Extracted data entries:
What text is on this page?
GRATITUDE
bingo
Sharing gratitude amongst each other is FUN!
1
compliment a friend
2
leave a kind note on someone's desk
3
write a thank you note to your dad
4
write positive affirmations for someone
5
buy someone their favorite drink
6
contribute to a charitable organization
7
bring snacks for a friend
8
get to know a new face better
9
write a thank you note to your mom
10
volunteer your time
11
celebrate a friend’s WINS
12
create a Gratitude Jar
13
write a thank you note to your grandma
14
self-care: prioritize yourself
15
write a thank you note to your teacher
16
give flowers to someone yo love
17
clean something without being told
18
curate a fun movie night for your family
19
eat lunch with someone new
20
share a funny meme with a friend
---
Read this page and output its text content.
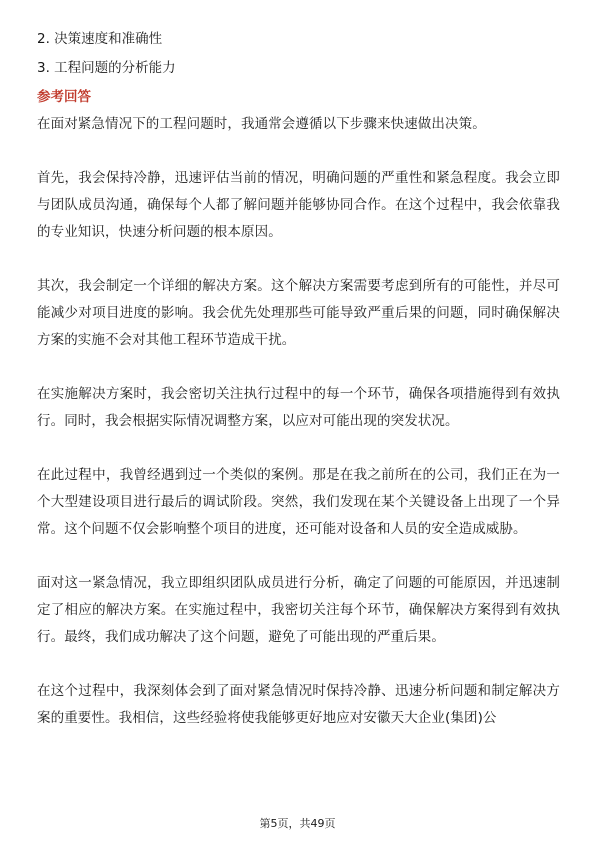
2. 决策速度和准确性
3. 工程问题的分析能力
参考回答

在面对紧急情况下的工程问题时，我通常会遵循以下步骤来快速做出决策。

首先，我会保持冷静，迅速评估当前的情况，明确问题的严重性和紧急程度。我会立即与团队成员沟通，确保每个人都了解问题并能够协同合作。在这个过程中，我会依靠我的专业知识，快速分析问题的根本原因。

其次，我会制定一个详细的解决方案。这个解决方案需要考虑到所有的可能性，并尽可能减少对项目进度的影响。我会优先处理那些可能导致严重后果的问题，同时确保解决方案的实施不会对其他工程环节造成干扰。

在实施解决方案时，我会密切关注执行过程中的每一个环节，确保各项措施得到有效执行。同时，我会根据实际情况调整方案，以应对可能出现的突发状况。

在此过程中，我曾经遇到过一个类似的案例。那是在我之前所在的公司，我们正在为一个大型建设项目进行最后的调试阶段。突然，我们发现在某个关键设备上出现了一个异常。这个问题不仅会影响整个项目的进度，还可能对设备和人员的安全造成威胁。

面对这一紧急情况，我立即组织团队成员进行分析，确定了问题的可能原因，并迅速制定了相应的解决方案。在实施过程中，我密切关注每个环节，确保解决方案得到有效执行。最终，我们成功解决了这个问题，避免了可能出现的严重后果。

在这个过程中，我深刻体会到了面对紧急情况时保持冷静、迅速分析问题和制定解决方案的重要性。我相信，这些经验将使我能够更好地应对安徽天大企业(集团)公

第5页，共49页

● The task: Pick each line holding the word "this" out of the data and copy it.

● Output of the exercise:
What text is on this page?
Read this page and output its text content.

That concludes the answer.